» **STATED PROBLEM**: Retype each line of the entries below verbatim, but leave out the picture.

» **MATERIAL SHOWN**:
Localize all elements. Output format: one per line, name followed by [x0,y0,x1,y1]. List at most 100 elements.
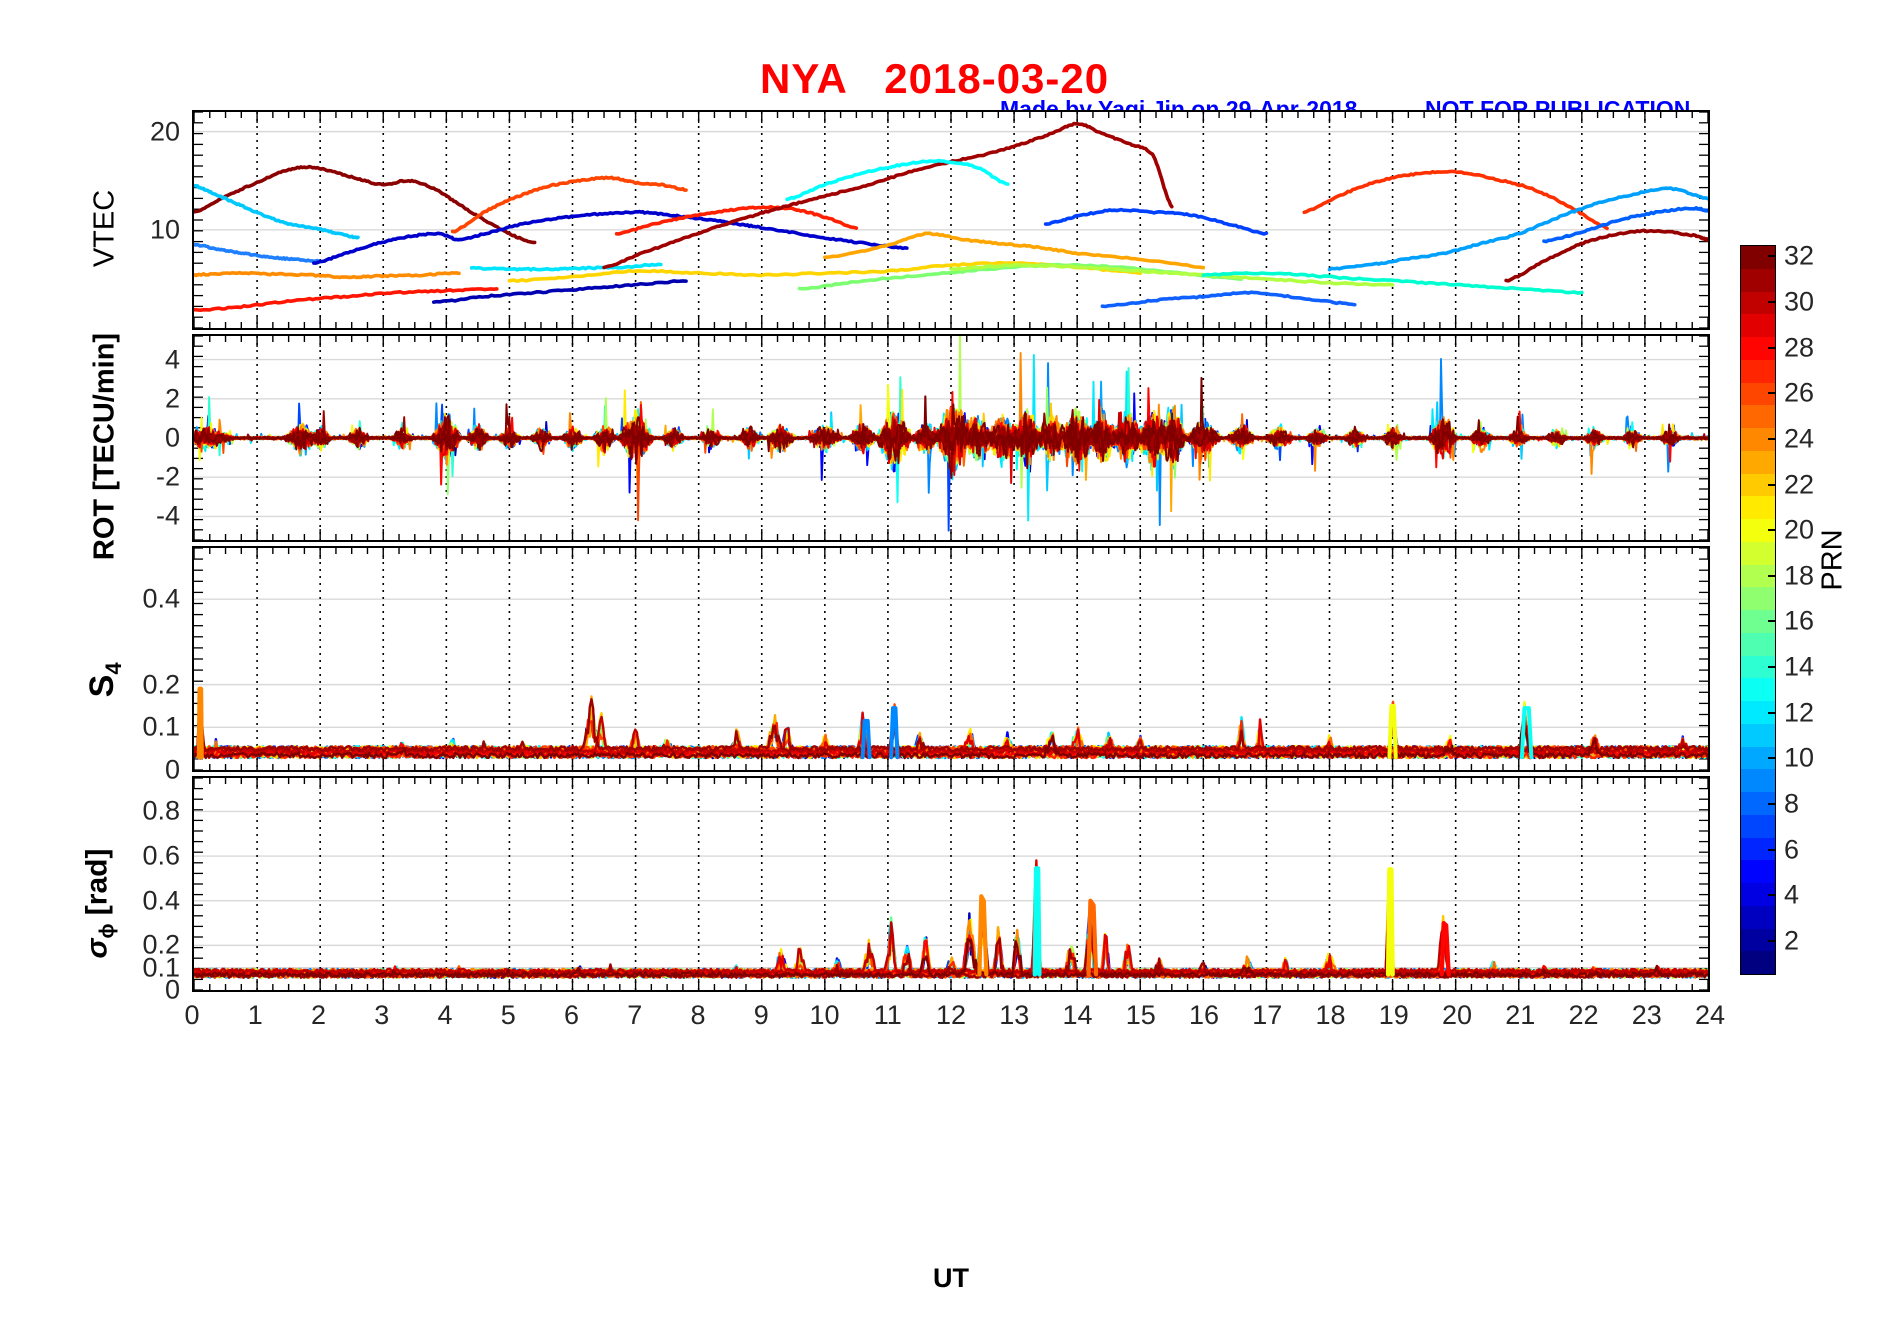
data-series [1100,290,1357,309]
data-series [949,262,1395,287]
colorbar-tick-label: 18 [1784,560,1815,591]
colorbar-band [1741,792,1775,815]
data-series [1201,271,1584,295]
data-series [860,718,872,760]
colorbar-band [1741,951,1775,974]
axis-tick-label-y: 0.2 [142,929,180,960]
axis-tick-label-x: 6 [563,1000,580,1030]
colorbar-tick-label: 30 [1784,286,1815,317]
data-series [194,714,1708,760]
data-series [1086,898,1099,977]
data-series [194,183,360,240]
axis-tick-label-x: 7 [627,1000,643,1030]
panel-rot-canvas [194,336,1708,540]
axis-tick-label-y: -2 [155,461,180,492]
data-series [1327,186,1708,272]
axis-tick-label-y: 0.6 [142,840,180,871]
data-series [194,698,1708,753]
axis-tick-label-y: 0.2 [142,669,180,700]
axis-tick-label-x: 22 [1568,1000,1599,1030]
axis-tick-label-y: 4 [164,344,180,375]
data-series [602,121,1174,270]
colorbar-tick-label: 8 [1784,788,1800,819]
axis-tick-label-x: 2 [310,1000,327,1030]
data-series [785,158,1010,202]
axis-tick-label-y: 0.4 [142,583,180,614]
axis-tick-label-x: 15 [1125,1000,1156,1030]
colorbar-band [1741,860,1775,883]
colorbar-band [1741,610,1775,633]
axis-tick-label-x: 24 [1694,1000,1726,1030]
colorbar-tick-label: 14 [1784,651,1815,682]
colorbar-band [1741,541,1775,565]
colorbar-tick-mark [1768,802,1776,805]
data-series [797,262,1243,291]
axis-label-ut: UT [933,1263,969,1293]
colorbar-band [1741,632,1775,656]
colorbar-tick-label: 32 [1784,240,1815,271]
axis-tick-label-x: 4 [437,1000,453,1030]
data-series [194,395,1708,456]
colorbar-tick-label: 28 [1784,332,1815,363]
axis-tick-label-y: 0 [164,422,180,453]
axis-tick-label-y: 20 [149,116,180,147]
axis-tick-label-y: 10 [149,214,180,245]
data-series [469,262,663,272]
figure-title: NYA 2018-03-20 [760,55,1110,102]
panel-rot [192,334,1710,542]
data-series [823,231,1206,270]
colorbar-tick-label: 6 [1784,834,1800,865]
colorbar-band [1741,928,1775,952]
colorbar-band [1741,746,1775,770]
colorbar-title: PRN [1816,529,1849,591]
data-series [194,270,461,280]
data-series [431,279,688,304]
colorbar-band [1741,814,1775,838]
data-series [1504,228,1708,283]
axis-tick-label-x: 5 [500,1000,516,1030]
colorbar-band [1741,723,1775,747]
colorbar-band [1741,268,1775,292]
data-series [1542,206,1708,244]
axis-tick-label-x: 12 [935,1000,967,1030]
colorbar-tick-label: 10 [1784,742,1815,773]
colorbar-prn[interactable] [1740,245,1776,975]
axis-tick-label-y: 0.1 [142,952,180,983]
colorbar-tick-mark [1768,529,1776,532]
axis-tick-label-y: 0.8 [142,795,180,826]
colorbar-tick-label: 12 [1784,697,1815,728]
axis-tick-label-x: 18 [1315,1000,1346,1030]
colorbar-tick-label: 4 [1784,879,1800,910]
axis-tick-label-x: 14 [1062,1000,1093,1030]
axis-tick-label-x: 20 [1441,1000,1473,1030]
axis-tick-label-y: 0 [164,974,180,1005]
colorbar-tick-mark [1768,711,1776,714]
colorbar-tick-label: 24 [1784,423,1815,454]
data-series [1519,706,1534,760]
axis-tick-label-x: 3 [374,1000,390,1030]
axis-tick-label-x: 23 [1631,1000,1662,1030]
axis-tick-label-x: 11 [873,1000,902,1030]
colorbar-tick-mark [1768,894,1776,897]
colorbar-band [1741,473,1775,497]
axis-tick-label-y: 2 [164,383,180,414]
axis-tick-label-x: 10 [809,1000,840,1030]
colorbar-tick-mark [1768,757,1776,760]
colorbar-band [1741,405,1775,428]
colorbar-band [1741,587,1775,610]
colorbar-band [1741,564,1775,588]
colorbar-band [1741,519,1775,542]
data-series [1387,703,1398,760]
axis-tick-label-y: 0.1 [142,711,180,742]
colorbar-band [1741,314,1775,337]
panel-vtec-canvas [194,112,1708,328]
colorbar-tick-label: 2 [1784,925,1800,956]
data-series [614,204,859,236]
data-series [1032,866,1042,977]
colorbar-tick-mark [1768,346,1776,349]
colorbar-tick-label: 20 [1784,514,1815,545]
colorbar-band [1741,701,1775,724]
colorbar-band [1741,450,1775,474]
colorbar-band [1741,428,1775,451]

» **WRITTEN ANSWER**:
Localize all elements. Output format: one per line, name followed by [x0,y0,x1,y1]. List at most 100 elements.
data-series [1100,290,1357,309]
data-series [949,262,1395,287]
colorbar-tick-label: 18 [1784,560,1815,591]
colorbar-band [1741,792,1775,815]
data-series [1201,271,1584,295]
data-series [860,718,872,760]
colorbar-band [1741,951,1775,974]
axis-tick-label-y: 0.2 [142,929,180,960]
axis-tick-label-x: 6 [563,1000,580,1030]
colorbar-tick-label: 30 [1784,286,1815,317]
data-series [194,714,1708,760]
data-series [1086,898,1099,977]
data-series [194,183,360,240]
axis-tick-label-x: 7 [627,1000,643,1030]
panel-rot-canvas [194,336,1708,540]
axis-tick-label-y: -2 [155,461,180,492]
data-series [1327,186,1708,272]
axis-tick-label-y: 0.6 [142,840,180,871]
data-series [194,698,1708,753]
axis-tick-label-y: 0.2 [142,669,180,700]
axis-tick-label-x: 22 [1568,1000,1599,1030]
axis-tick-label-y: 4 [164,344,180,375]
data-series [602,121,1174,270]
colorbar-tick-label: 8 [1784,788,1800,819]
axis-tick-label-x: 2 [310,1000,327,1030]
data-series [785,158,1010,202]
axis-tick-label-y: 0.4 [142,583,180,614]
axis-tick-label-x: 15 [1125,1000,1156,1030]
colorbar-band [1741,860,1775,883]
colorbar-band [1741,610,1775,633]
axis-tick-label-x: 24 [1694,1000,1726,1030]
colorbar-tick-label: 14 [1784,651,1815,682]
colorbar-band [1741,541,1775,565]
colorbar-tick-mark [1768,802,1776,805]
data-series [797,262,1243,291]
axis-label-ut: UT [933,1263,969,1293]
colorbar-band [1741,632,1775,656]
colorbar-tick-label: 32 [1784,240,1815,271]
axis-tick-label-x: 4 [437,1000,453,1030]
data-series [194,395,1708,456]
colorbar-tick-label: 28 [1784,332,1815,363]
axis-tick-label-y: 0 [164,422,180,453]
axis-tick-label-y: 20 [149,116,180,147]
axis-tick-label-y: 10 [149,214,180,245]
data-series [469,262,663,272]
figure-title: NYA 2018-03-20 [760,55,1110,102]
panel-rot [192,334,1710,542]
data-series [823,231,1206,270]
colorbar-tick-label: 6 [1784,834,1800,865]
colorbar-band [1741,928,1775,952]
colorbar-band [1741,746,1775,770]
colorbar-title: PRN [1816,529,1849,591]
data-series [194,270,461,280]
data-series [431,279,688,304]
colorbar-band [1741,814,1775,838]
data-series [1504,228,1708,283]
axis-tick-label-x: 5 [500,1000,516,1030]
colorbar-band [1741,723,1775,747]
colorbar-band [1741,268,1775,292]
data-series [1542,206,1708,244]
axis-tick-label-x: 12 [935,1000,967,1030]
colorbar-tick-label: 10 [1784,742,1815,773]
colorbar-prn[interactable] [1740,245,1776,975]
axis-tick-label-y: 0.1 [142,952,180,983]
colorbar-tick-mark [1768,529,1776,532]
axis-tick-label-y: 0.8 [142,795,180,826]
colorbar-tick-label: 12 [1784,697,1815,728]
axis-tick-label-x: 18 [1315,1000,1346,1030]
colorbar-tick-label: 4 [1784,879,1800,910]
axis-tick-label-x: 14 [1062,1000,1093,1030]
axis-tick-label-x: 20 [1441,1000,1473,1030]
axis-tick-label-y: 0 [164,974,180,1005]
colorbar-tick-mark [1768,711,1776,714]
colorbar-tick-label: 24 [1784,423,1815,454]
data-series [1519,706,1534,760]
axis-tick-label-x: 3 [374,1000,390,1030]
axis-tick-label-x: 23 [1631,1000,1662,1030]
axis-tick-label-x: 11 [873,1000,902,1030]
colorbar-tick-mark [1768,894,1776,897]
colorbar-band [1741,473,1775,497]
axis-tick-label-y: 2 [164,383,180,414]
axis-tick-label-x: 10 [809,1000,840,1030]
colorbar-tick-mark [1768,757,1776,760]
colorbar-band [1741,405,1775,428]
colorbar-band [1741,587,1775,610]
colorbar-band [1741,564,1775,588]
colorbar-band [1741,519,1775,542]
data-series [1387,703,1398,760]
axis-tick-label-y: 0.1 [142,711,180,742]
colorbar-band [1741,314,1775,337]
panel-vtec-canvas [194,112,1708,328]
colorbar-tick-label: 2 [1784,925,1800,956]
data-series [614,204,859,236]
data-series [1032,866,1042,977]
colorbar-tick-mark [1768,346,1776,349]
colorbar-tick-label: 20 [1784,514,1815,545]
colorbar-band [1741,701,1775,724]
colorbar-band [1741,450,1775,474]
colorbar-band [1741,428,1775,451]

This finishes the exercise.